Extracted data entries
______________________________
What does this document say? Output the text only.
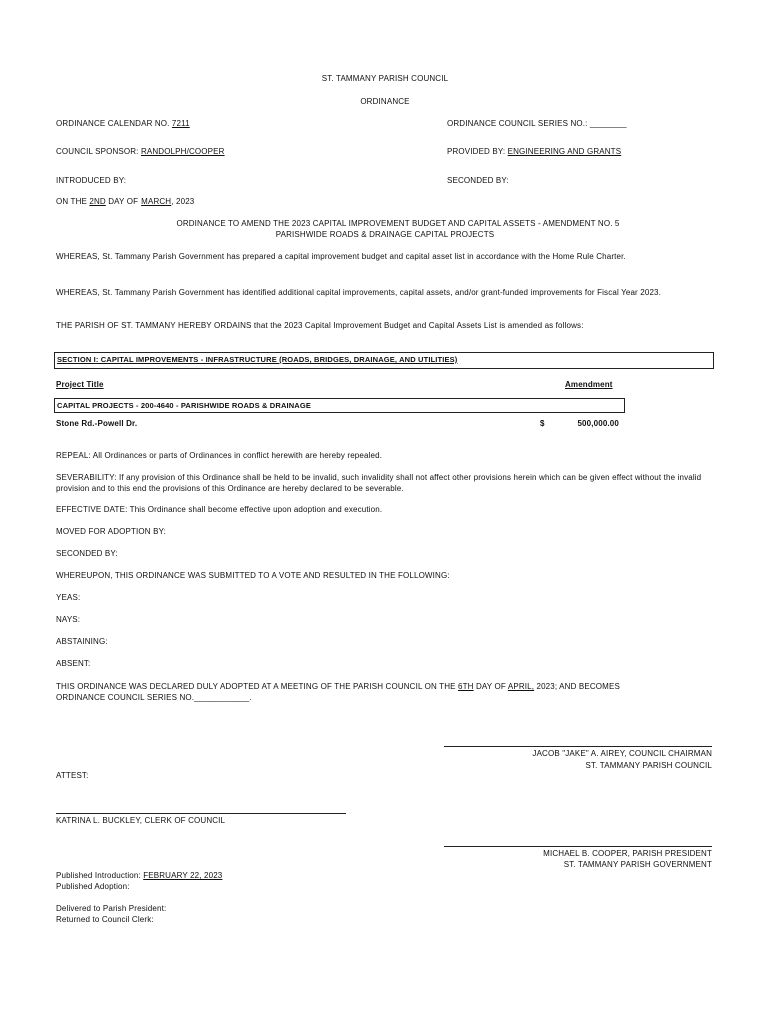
ST. TAMMANY PARISH COUNCIL
ORDINANCE
ORDINANCE CALENDAR NO. 7211	ORDINANCE COUNCIL SERIES NO.: ________
COUNCIL SPONSOR: RANDOLPH/COOPER	PROVIDED BY: ENGINEERING AND GRANTS
INTRODUCED BY:	SECONDED BY:
ON THE 2ND DAY OF MARCH, 2023
ORDINANCE TO AMEND THE 2023 CAPITAL IMPROVEMENT BUDGET AND CAPITAL ASSETS - AMENDMENT NO. 5
PARISHWIDE ROADS & DRAINAGE CAPITAL PROJECTS
WHEREAS, St. Tammany Parish Government has prepared a capital improvement budget and capital asset list in accordance with the Home Rule Charter.
WHEREAS, St. Tammany Parish Government has identified additional capital improvements, capital assets, and/or grant-funded improvements for Fiscal Year 2023.
THE PARISH OF ST. TAMMANY HEREBY ORDAINS that the 2023 Capital Improvement Budget and Capital Assets List is amended as follows:
SECTION I: CAPITAL IMPROVEMENTS - INFRASTRUCTURE (ROADS, BRIDGES, DRAINAGE, AND UTILITIES)
Project Title	Amendment
CAPITAL PROJECTS - 200-4640 - PARISHWIDE ROADS & DRAINAGE
Stone Rd.-Powell Dr.	$	500,000.00
REPEAL: All Ordinances or parts of Ordinances in conflict herewith are hereby repealed.
SEVERABILITY: If any provision of this Ordinance shall be held to be invalid, such invalidity shall not affect other provisions herein which can be given effect without the invalid provision and to this end the provisions of this Ordinance are hereby declared to be severable.
EFFECTIVE DATE: This Ordinance shall become effective upon adoption and execution.
MOVED FOR ADOPTION BY:
SECONDED BY:
WHEREUPON, THIS ORDINANCE WAS SUBMITTED TO A VOTE AND RESULTED IN THE FOLLOWING:
YEAS:
NAYS:
ABSTAINING:
ABSENT:
THIS ORDINANCE WAS DECLARED DULY ADOPTED AT A MEETING OF THE PARISH COUNCIL ON THE 6TH DAY OF APRIL, 2023; AND BECOMES
ORDINANCE COUNCIL SERIES NO.____________.
JACOB "JAKE" A. AIREY, COUNCIL CHAIRMAN
ST. TAMMANY PARISH COUNCIL
ATTEST:
KATRINA L. BUCKLEY, CLERK OF COUNCIL
MICHAEL B. COOPER, PARISH PRESIDENT
ST. TAMMANY PARISH GOVERNMENT
Published Introduction: FEBRUARY 22, 2023
Published Adoption:
Delivered to Parish President:
Returned to Council Clerk:
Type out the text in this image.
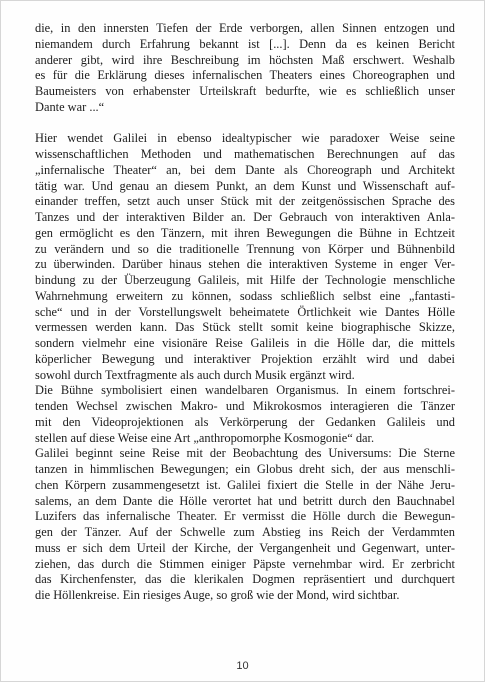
die, in den innersten Tiefen der Erde verborgen, allen Sinnen entzogen und
niemandem durch Erfahrung bekannt ist [...]. Denn da es keinen Bericht
anderer gibt, wird ihre Beschreibung im höchsten Maß erschwert. Weshalb
es für die Erklärung dieses infernalischen Theaters eines Choreographen und
Baumeisters von erhabenster Urteilskraft bedurfte, wie es schließlich unser
Dante war ...“
Hier wendet Galilei in ebenso idealtypischer wie paradoxer Weise seine
wissenschaftlichen Methoden und mathematischen Berechnungen auf das
„infernalische Theater“ an, bei dem Dante als Choreograph und Architekt
tätig war. Und genau an diesem Punkt, an dem Kunst und Wissenschaft auf-
einander treffen, setzt auch unser Stück mit der zeitgenössischen Sprache des
Tanzes und der interaktiven Bilder an. Der Gebrauch von interaktiven Anla-
gen ermöglicht es den Tänzern, mit ihren Bewegungen die Bühne in Echtzeit
zu verändern und so die traditionelle Trennung von Körper und Bühnenbild
zu überwinden. Darüber hinaus stehen die interaktiven Systeme in enger Ver-
bindung zu der Überzeugung Galileis, mit Hilfe der Technologie menschliche
Wahrnehmung erweitern zu können, sodass schließlich selbst eine „fantasti-
sche“ und in der Vorstellungswelt beheimatete Örtlichkeit wie Dantes Hölle
vermessen werden kann. Das Stück stellt somit keine biographische Skizze,
sondern vielmehr eine visionäre Reise Galileis in die Hölle dar, die mittels
köperlicher Bewegung und interaktiver Projektion erzählt wird und dabei
sowohl durch Textfragmente als auch durch Musik ergänzt wird.
Die Bühne symbolisiert einen wandelbaren Organismus. In einem fortschrei-
tenden Wechsel zwischen Makro- und Mikrokosmos interagieren die Tänzer
mit den Videoprojektionen als Verkörperung der Gedanken Galileis und
stellen auf diese Weise eine Art „anthropomorphe Kosmogonie“ dar.
Galilei beginnt seine Reise mit der Beobachtung des Universums: Die Sterne
tanzen in himmlischen Bewegungen; ein Globus dreht sich, der aus menschli-
chen Körpern zusammengesetzt ist. Galilei fixiert die Stelle in der Nähe Jeru-
salems, an dem Dante die Hölle verortet hat und betritt durch den Bauchnabel
Luzifers das infernalische Theater. Er vermisst die Hölle durch die Bewegun-
gen der Tänzer. Auf der Schwelle zum Abstieg ins Reich der Verdammten
muss er sich dem Urteil der Kirche, der Vergangenheit und Gegenwart, unter-
ziehen, das durch die Stimmen einiger Päpste vernehmbar wird. Er zerbricht
das Kirchenfenster, das die klerikalen Dogmen repräsentiert und durchquert
die Höllenkreise. Ein riesiges Auge, so groß wie der Mond, wird sichtbar.
10
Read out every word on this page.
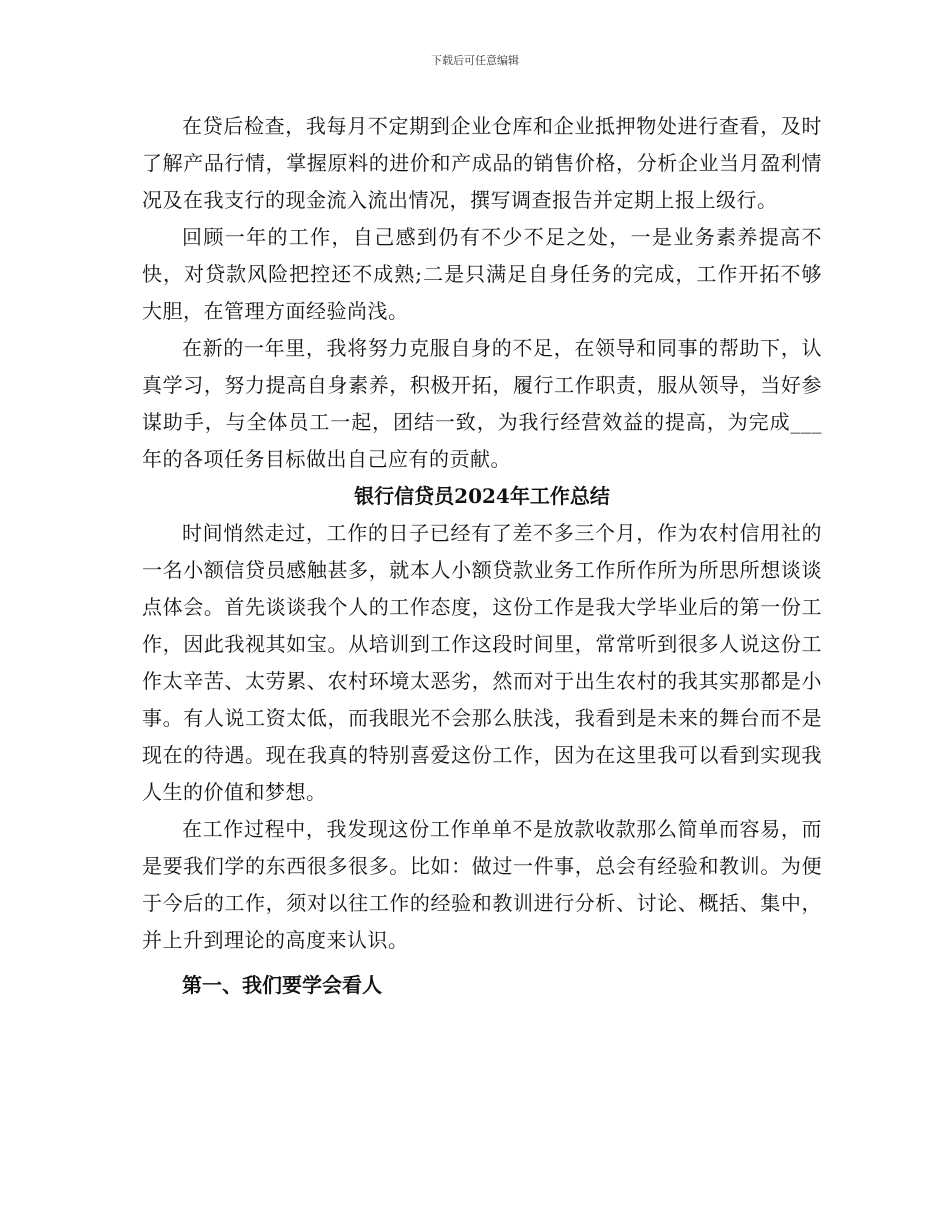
下载后可任意编辑

在贷后检查，我每月不定期到企业仓库和企业抵押物处进行查看，及时了解产品行情，掌握原料的进价和产成品的销售价格，分析企业当月盈利情况及在我支行的现金流入流出情况，撰写调查报告并定期上报上级行。

回顾一年的工作，自己感到仍有不少不足之处，一是业务素养提高不快，对贷款风险把控还不成熟;二是只满足自身任务的完成，工作开拓不够大胆，在管理方面经验尚浅。

在新的一年里，我将努力克服自身的不足，在领导和同事的帮助下，认真学习，努力提高自身素养，积极开拓，履行工作职责，服从领导，当好参谋助手，与全体员工一起，团结一致，为我行经营效益的提高，为完成___年的各项任务目标做出自己应有的贡献。

银行信贷员2024年工作总结

时间悄然走过，工作的日子已经有了差不多三个月，作为农村信用社的一名小额信贷员感触甚多，就本人小额贷款业务工作所作所为所思所想谈谈点体会。首先谈谈我个人的工作态度，这份工作是我大学毕业后的第一份工作，因此我视其如宝。从培训到工作这段时间里，常常听到很多人说这份工作太辛苦、太劳累、农村环境太恶劣，然而对于出生农村的我其实那都是小事。有人说工资太低，而我眼光不会那么肤浅，我看到是未来的舞台而不是现在的待遇。现在我真的特别喜爱这份工作，因为在这里我可以看到实现我人生的价值和梦想。

在工作过程中，我发现这份工作单单不是放款收款那么简单而容易，而是要我们学的东西很多很多。比如：做过一件事，总会有经验和教训。为便于今后的工作，须对以往工作的经验和教训进行分析、讨论、概括、集中，并上升到理论的高度来认识。

第一、我们要学会看人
______________________________
**Requirement**:
Your task is to pick out every line with the string "SECONDED" and copy it.

**Task output**:
INTRODUCED BY:	SECONDED BY:
SECONDED BY:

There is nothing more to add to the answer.